→ **OBJECTIVE**
Reproduce the entries word for word, and omit any picture you find in them.

→ **Data excerpts**
──────────────────────────────
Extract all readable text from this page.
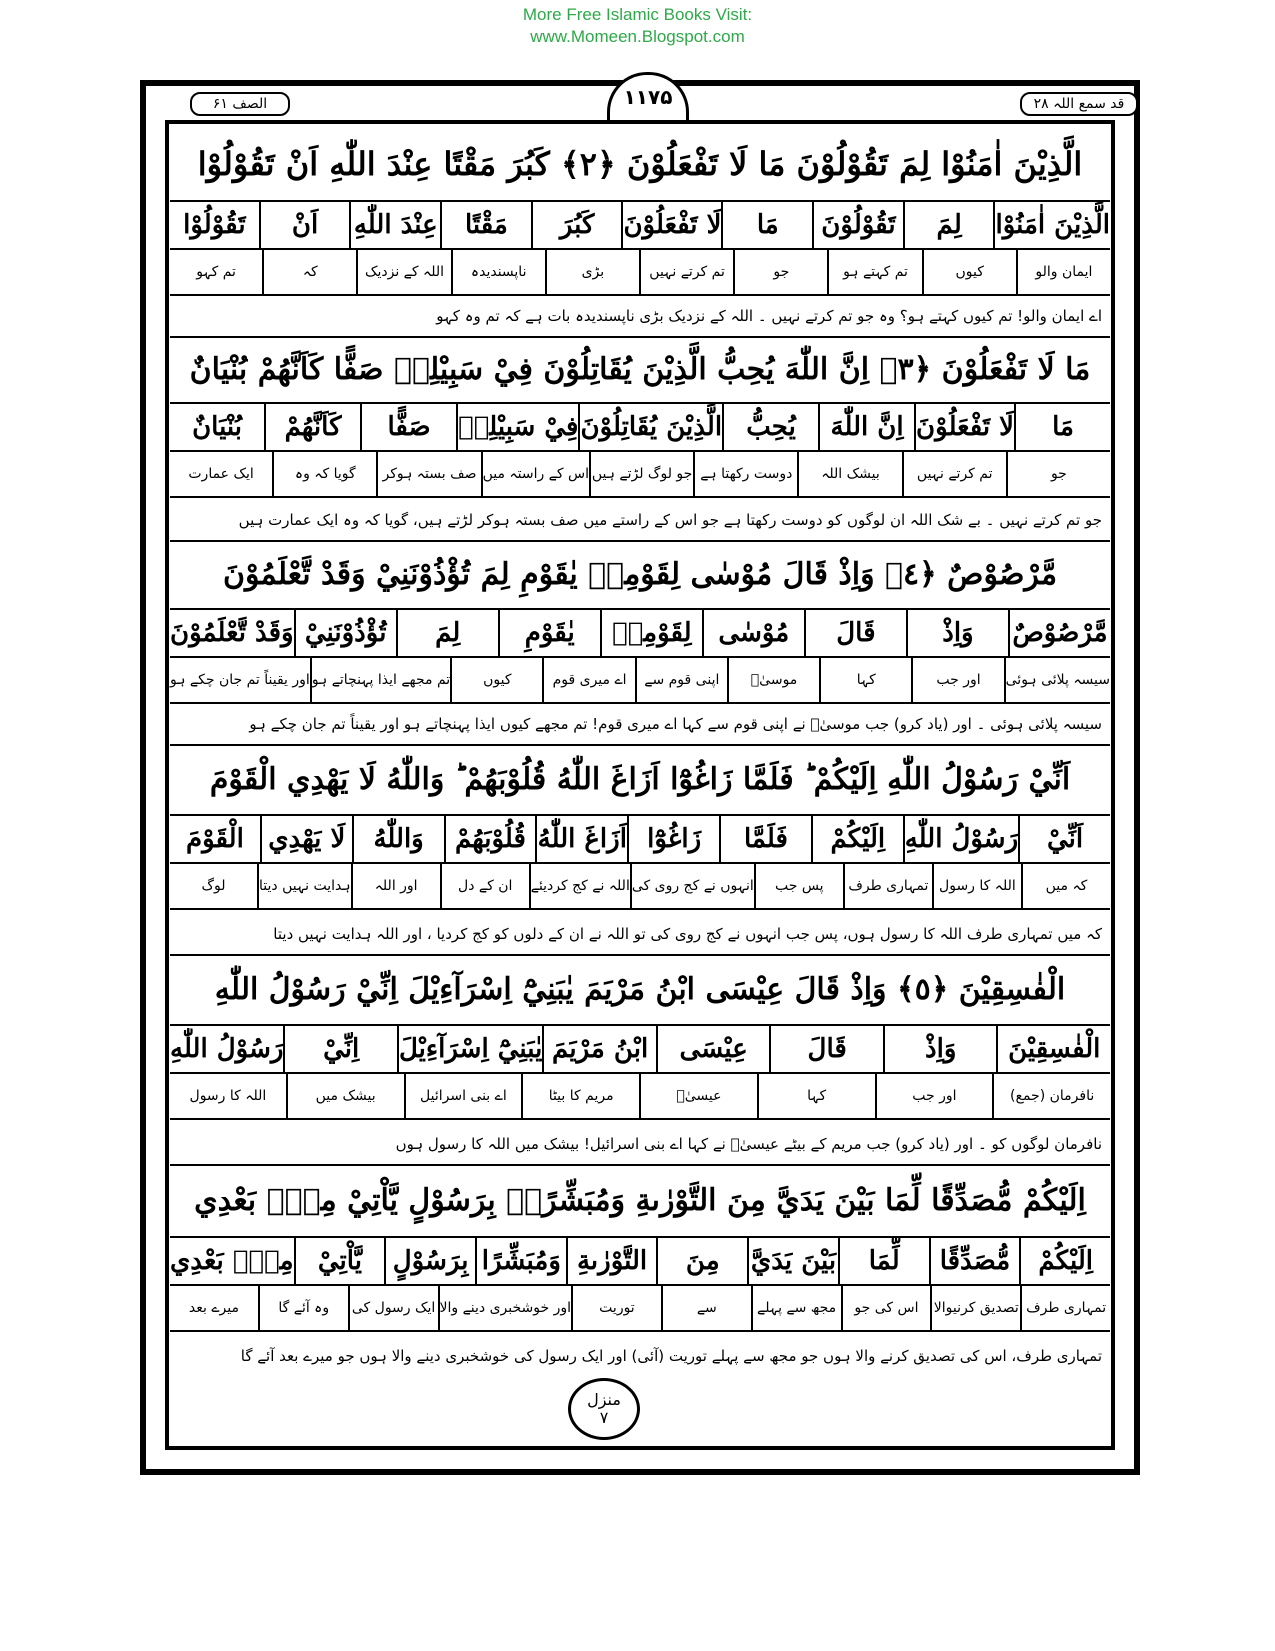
More Free Islamic Books Visit:
www.Momeen.Blogspot.com
قد سمع اللہ ۲۸
الصف ۶۱	۱۱۷۵
الَّذِيْنَ اٰمَنُوْا لِمَ تَقُوْلُوْنَ مَا لَا تَفْعَلُوْنَ ﴿٢﴾ كَبُرَ مَقْتًا عِنْدَ اللّٰهِ اَنْ تَقُوْلُوْا
الَّذِيْنَ اٰمَنُوْا
لِمَ
تَقُوْلُوْنَ
مَا
لَا تَفْعَلُوْنَ
كَبُرَ
مَقْتًا
عِنْدَ اللّٰهِ
اَنْ
تَقُوْلُوْا
ایمان والو
کیوں
تم کہتے ہو
جو
تم کرتے نہیں
بڑی
ناپسندیدہ
اللہ کے نزدیک
کہ
تم کہو
اے ایمان والو! تم کیوں کہتے ہو؟ وہ جو تم کرتے نہیں ۔ اللہ کے نزدیک بڑی ناپسندیدہ بات ہے کہ تم وہ کہو
مَا لَا تَفْعَلُوْنَ ﴿٣﴾ اِنَّ اللّٰهَ يُحِبُّ الَّذِيْنَ يُقَاتِلُوْنَ فِيْ سَبِيْلِهٖ صَفًّا كَاَنَّهُمْ بُنْيَانٌ
مَا
لَا تَفْعَلُوْنَ
اِنَّ اللّٰهَ
يُحِبُّ
الَّذِيْنَ يُقَاتِلُوْنَ
فِيْ سَبِيْلِهٖ
صَفًّا
كَاَنَّهُمْ
بُنْيَانٌ
جو
تم کرتے نہیں
بیشک اللہ
دوست رکھتا ہے
جو لوگ لڑتے ہیں
اس کے راستہ میں
صف بستہ ہوکر
گویا کہ وہ
ایک عمارت
جو تم کرتے نہیں ۔ بے شک اللہ ان لوگوں کو دوست رکھتا ہے جو اس کے راستے میں صف بستہ ہوکر لڑتے ہیں، گویا کہ وہ ایک عمارت ہیں
مَّرْصُوْصٌ ﴿٤﴾ وَاِذْ قَالَ مُوْسٰى لِقَوْمِهٖ يٰقَوْمِ لِمَ تُؤْذُوْنَنِيْ وَقَدْ تَّعْلَمُوْنَ
مَّرْصُوْصٌ
وَاِذْ
قَالَ
مُوْسٰى
لِقَوْمِهٖ
يٰقَوْمِ
لِمَ
تُؤْذُوْنَنِيْ
وَقَدْ تَّعْلَمُوْنَ
سیسہ پلائی ہوئی
اور جب
کہا
موسیٰؑ
اپنی قوم سے
اے میری قوم
کیوں
تم مجھے ایذا پہنچاتے ہو
اور یقیناً تم جان چکے ہو
سیسہ پلائی ہوئی ۔ اور (یاد کرو) جب موسیٰؑ نے اپنی قوم سے کہا اے میری قوم! تم مجھے کیوں ایذا پہنچاتے ہو اور یقیناً تم جان چکے ہو
اَنِّيْ رَسُوْلُ اللّٰهِ اِلَيْكُمْ ؕ فَلَمَّا زَاغُوْٓا اَزَاغَ اللّٰهُ قُلُوْبَهُمْ ؕ وَاللّٰهُ لَا يَهْدِي الْقَوْمَ
اَنِّيْ
رَسُوْلُ اللّٰهِ
اِلَيْكُمْ
فَلَمَّا
زَاغُوْٓا
اَزَاغَ اللّٰهُ
قُلُوْبَهُمْ
وَاللّٰهُ
لَا يَهْدِي
الْقَوْمَ
کہ میں
اللہ کا رسول
تمہاری طرف
پس جب
انہوں نے کج روی کی
اللہ نے کج کردیئے
ان کے دل
اور اللہ
ہدایت نہیں دیتا
لوگ
کہ میں تمہاری طرف اللہ کا رسول ہوں، پس جب انہوں نے کج روی کی تو اللہ نے ان کے دلوں کو کج کردیا ، اور اللہ ہدایت نہیں دیتا
الْفٰسِقِيْنَ ﴿٥﴾ وَاِذْ قَالَ عِيْسَى ابْنُ مَرْيَمَ يٰبَنِيْٓ اِسْرَآءِيْلَ اِنِّيْ رَسُوْلُ اللّٰهِ
الْفٰسِقِيْنَ
وَاِذْ
قَالَ
عِيْسَى
ابْنُ مَرْيَمَ
يٰبَنِيْٓ اِسْرَآءِيْلَ
اِنِّيْ
رَسُوْلُ اللّٰهِ
نافرمان (جمع)
اور جب
کہا
عیسیٰؑ
مریم کا بیٹا
اے بنی اسرائیل
بیشک میں
اللہ کا رسول
نافرمان لوگوں کو ۔ اور (یاد کرو) جب مریم کے بیٹے عیسیٰؑ نے کہا اے بنی اسرائیل! بیشک میں اللہ کا رسول ہوں
اِلَيْكُمْ مُّصَدِّقًا لِّمَا بَيْنَ يَدَيَّ مِنَ التَّوْرٰىةِ وَمُبَشِّرًاۢ بِرَسُوْلٍ يَّاْتِيْ مِنْۢ بَعْدِي
اِلَيْكُمْ
مُّصَدِّقًا
لِّمَا
بَيْنَ يَدَيَّ
مِنَ
التَّوْرٰىةِ
وَمُبَشِّرًا
بِرَسُوْلٍ
يَّاْتِيْ
مِنْۢ بَعْدِي
تمہاری طرف
تصدیق کرنیوالا
اس کی جو
مجھ سے پہلے
سے
توریت
اور خوشخبری دینے والا
ایک رسول کی
وہ آئے گا
میرے بعد
تمہاری طرف، اس کی تصدیق کرنے والا ہوں جو مجھ سے پہلے توریت (آئی) اور ایک رسول کی خوشخبری دینے والا ہوں جو میرے بعد آئے گا
منزل
۷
──────────────────────────────
→ **THE COMPLETED TASK**
Extract all readable text from this page.
More Free Islamic Books Visit:
www.Momeen.Blogspot.com
قد سمع اللہ ۲۸
الصف ۶۱	۱۱۷۵
الَّذِيْنَ اٰمَنُوْا لِمَ تَقُوْلُوْنَ مَا لَا تَفْعَلُوْنَ ﴿٢﴾ كَبُرَ مَقْتًا عِنْدَ اللّٰهِ اَنْ تَقُوْلُوْا
الَّذِيْنَ اٰمَنُوْا
لِمَ
تَقُوْلُوْنَ
مَا
لَا تَفْعَلُوْنَ
كَبُرَ
مَقْتًا
عِنْدَ اللّٰهِ
اَنْ
تَقُوْلُوْا
ایمان والو
کیوں
تم کہتے ہو
جو
تم کرتے نہیں
بڑی
ناپسندیدہ
اللہ کے نزدیک
کہ
تم کہو
اے ایمان والو! تم کیوں کہتے ہو؟ وہ جو تم کرتے نہیں ۔ اللہ کے نزدیک بڑی ناپسندیدہ بات ہے کہ تم وہ کہو
مَا لَا تَفْعَلُوْنَ ﴿٣﴾ اِنَّ اللّٰهَ يُحِبُّ الَّذِيْنَ يُقَاتِلُوْنَ فِيْ سَبِيْلِهٖ صَفًّا كَاَنَّهُمْ بُنْيَانٌ
مَا
لَا تَفْعَلُوْنَ
اِنَّ اللّٰهَ
يُحِبُّ
الَّذِيْنَ يُقَاتِلُوْنَ
فِيْ سَبِيْلِهٖ
صَفًّا
كَاَنَّهُمْ
بُنْيَانٌ
جو
تم کرتے نہیں
بیشک اللہ
دوست رکھتا ہے
جو لوگ لڑتے ہیں
اس کے راستہ میں
صف بستہ ہوکر
گویا کہ وہ
ایک عمارت
جو تم کرتے نہیں ۔ بے شک اللہ ان لوگوں کو دوست رکھتا ہے جو اس کے راستے میں صف بستہ ہوکر لڑتے ہیں، گویا کہ وہ ایک عمارت ہیں
مَّرْصُوْصٌ ﴿٤﴾ وَاِذْ قَالَ مُوْسٰى لِقَوْمِهٖ يٰقَوْمِ لِمَ تُؤْذُوْنَنِيْ وَقَدْ تَّعْلَمُوْنَ
مَّرْصُوْصٌ
وَاِذْ
قَالَ
مُوْسٰى
لِقَوْمِهٖ
يٰقَوْمِ
لِمَ
تُؤْذُوْنَنِيْ
وَقَدْ تَّعْلَمُوْنَ
سیسہ پلائی ہوئی
اور جب
کہا
موسیٰؑ
اپنی قوم سے
اے میری قوم
کیوں
تم مجھے ایذا پہنچاتے ہو
اور یقیناً تم جان چکے ہو
سیسہ پلائی ہوئی ۔ اور (یاد کرو) جب موسیٰؑ نے اپنی قوم سے کہا اے میری قوم! تم مجھے کیوں ایذا پہنچاتے ہو اور یقیناً تم جان چکے ہو
اَنِّيْ رَسُوْلُ اللّٰهِ اِلَيْكُمْ ؕ فَلَمَّا زَاغُوْٓا اَزَاغَ اللّٰهُ قُلُوْبَهُمْ ؕ وَاللّٰهُ لَا يَهْدِي الْقَوْمَ
اَنِّيْ
رَسُوْلُ اللّٰهِ
اِلَيْكُمْ
فَلَمَّا
زَاغُوْٓا
اَزَاغَ اللّٰهُ
قُلُوْبَهُمْ
وَاللّٰهُ
لَا يَهْدِي
الْقَوْمَ
کہ میں
اللہ کا رسول
تمہاری طرف
پس جب
انہوں نے کج روی کی
اللہ نے کج کردیئے
ان کے دل
اور اللہ
ہدایت نہیں دیتا
لوگ
کہ میں تمہاری طرف اللہ کا رسول ہوں، پس جب انہوں نے کج روی کی تو اللہ نے ان کے دلوں کو کج کردیا ، اور اللہ ہدایت نہیں دیتا
الْفٰسِقِيْنَ ﴿٥﴾ وَاِذْ قَالَ عِيْسَى ابْنُ مَرْيَمَ يٰبَنِيْٓ اِسْرَآءِيْلَ اِنِّيْ رَسُوْلُ اللّٰهِ
الْفٰسِقِيْنَ
وَاِذْ
قَالَ
عِيْسَى
ابْنُ مَرْيَمَ
يٰبَنِيْٓ اِسْرَآءِيْلَ
اِنِّيْ
رَسُوْلُ اللّٰهِ
نافرمان (جمع)
اور جب
کہا
عیسیٰؑ
مریم کا بیٹا
اے بنی اسرائیل
بیشک میں
اللہ کا رسول
نافرمان لوگوں کو ۔ اور (یاد کرو) جب مریم کے بیٹے عیسیٰؑ نے کہا اے بنی اسرائیل! بیشک میں اللہ کا رسول ہوں
اِلَيْكُمْ مُّصَدِّقًا لِّمَا بَيْنَ يَدَيَّ مِنَ التَّوْرٰىةِ وَمُبَشِّرًاۢ بِرَسُوْلٍ يَّاْتِيْ مِنْۢ بَعْدِي
اِلَيْكُمْ
مُّصَدِّقًا
لِّمَا
بَيْنَ يَدَيَّ
مِنَ
التَّوْرٰىةِ
وَمُبَشِّرًا
بِرَسُوْلٍ
يَّاْتِيْ
مِنْۢ بَعْدِي
تمہاری طرف
تصدیق کرنیوالا
اس کی جو
مجھ سے پہلے
سے
توریت
اور خوشخبری دینے والا
ایک رسول کی
وہ آئے گا
میرے بعد
تمہاری طرف، اس کی تصدیق کرنے والا ہوں جو مجھ سے پہلے توریت (آئی) اور ایک رسول کی خوشخبری دینے والا ہوں جو میرے بعد آئے گا
منزل
۷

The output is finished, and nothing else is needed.